__Aim of the task__
Could you write out every entry exactly as it stands?

* START Data to use *

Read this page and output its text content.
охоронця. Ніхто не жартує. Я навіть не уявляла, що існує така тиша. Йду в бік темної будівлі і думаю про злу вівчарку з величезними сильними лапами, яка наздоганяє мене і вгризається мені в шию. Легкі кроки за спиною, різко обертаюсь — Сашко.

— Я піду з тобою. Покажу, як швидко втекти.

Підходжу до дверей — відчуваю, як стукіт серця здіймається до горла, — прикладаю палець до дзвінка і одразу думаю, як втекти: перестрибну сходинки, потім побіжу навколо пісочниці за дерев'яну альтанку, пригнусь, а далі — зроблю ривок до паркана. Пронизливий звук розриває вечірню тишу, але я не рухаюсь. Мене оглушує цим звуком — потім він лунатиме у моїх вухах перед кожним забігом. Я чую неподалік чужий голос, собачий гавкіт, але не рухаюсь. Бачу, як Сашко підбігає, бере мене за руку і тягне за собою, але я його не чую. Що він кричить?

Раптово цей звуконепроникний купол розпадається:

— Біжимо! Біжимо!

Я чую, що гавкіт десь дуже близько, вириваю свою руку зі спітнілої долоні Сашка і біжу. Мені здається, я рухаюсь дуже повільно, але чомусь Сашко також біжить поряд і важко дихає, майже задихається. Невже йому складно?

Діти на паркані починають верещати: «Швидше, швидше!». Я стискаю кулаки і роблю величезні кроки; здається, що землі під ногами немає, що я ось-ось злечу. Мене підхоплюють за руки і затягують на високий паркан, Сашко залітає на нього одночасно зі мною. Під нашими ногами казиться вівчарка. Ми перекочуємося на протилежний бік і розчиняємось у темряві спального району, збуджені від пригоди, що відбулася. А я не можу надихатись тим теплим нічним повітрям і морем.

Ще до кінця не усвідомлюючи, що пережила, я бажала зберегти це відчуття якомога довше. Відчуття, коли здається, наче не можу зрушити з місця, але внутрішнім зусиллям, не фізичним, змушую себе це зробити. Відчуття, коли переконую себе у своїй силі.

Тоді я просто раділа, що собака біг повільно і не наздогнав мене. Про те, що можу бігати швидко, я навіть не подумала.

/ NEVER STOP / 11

* END Data to use *

__Correct result__
Read this page and output its text content.
охоронця. Ніхто не жартує. Я навіть не уявляла, що існує така тиша. Йду в бік темної будівлі і думаю про злу вівчарку з величезними сильними лапами, яка наздоганяє мене і вгризається мені в шию. Легкі кроки за спиною, різко обертаюсь — Сашко.

— Я піду з тобою. Покажу, як швидко втекти.

Підходжу до дверей — відчуваю, як стукіт серця здіймається до горла, — прикладаю палець до дзвінка і одразу думаю, як втекти: перестрибну сходинки, потім побіжу навколо пісочниці за дерев'яну альтанку, пригнусь, а далі — зроблю ривок до паркана. Пронизливий звук розриває вечірню тишу, але я не рухаюсь. Мене оглушує цим звуком — потім він лунатиме у моїх вухах перед кожним забігом. Я чую неподалік чужий голос, собачий гавкіт, але не рухаюсь. Бачу, як Сашко підбігає, бере мене за руку і тягне за собою, але я його не чую. Що він кричить?

Раптово цей звуконепроникний купол розпадається:

— Біжимо! Біжимо!

Я чую, що гавкіт десь дуже близько, вириваю свою руку зі спітнілої долоні Сашка і біжу. Мені здається, я рухаюсь дуже повільно, але чомусь Сашко також біжить поряд і важко дихає, майже задихається. Невже йому складно?

Діти на паркані починають верещати: «Швидше, швидше!». Я стискаю кулаки і роблю величезні кроки; здається, що землі під ногами немає, що я ось-ось злечу. Мене підхоплюють за руки і затягують на високий паркан, Сашко залітає на нього одночасно зі мною. Під нашими ногами казиться вівчарка. Ми перекочуємося на протилежний бік і розчиняємось у темряві спального району, збуджені від пригоди, що відбулася. А я не можу надихатись тим теплим нічним повітрям і морем.

Ще до кінця не усвідомлюючи, що пережила, я бажала зберегти це відчуття якомога довше. Відчуття, коли здається, наче не можу зрушити з місця, але внутрішнім зусиллям, не фізичним, змушую себе це зробити. Відчуття, коли переконую себе у своїй силі.

Тоді я просто раділа, що собака біг повільно і не наздогнав мене. Про те, що можу бігати швидко, я навіть не подумала.

/ NEVER STOP / 11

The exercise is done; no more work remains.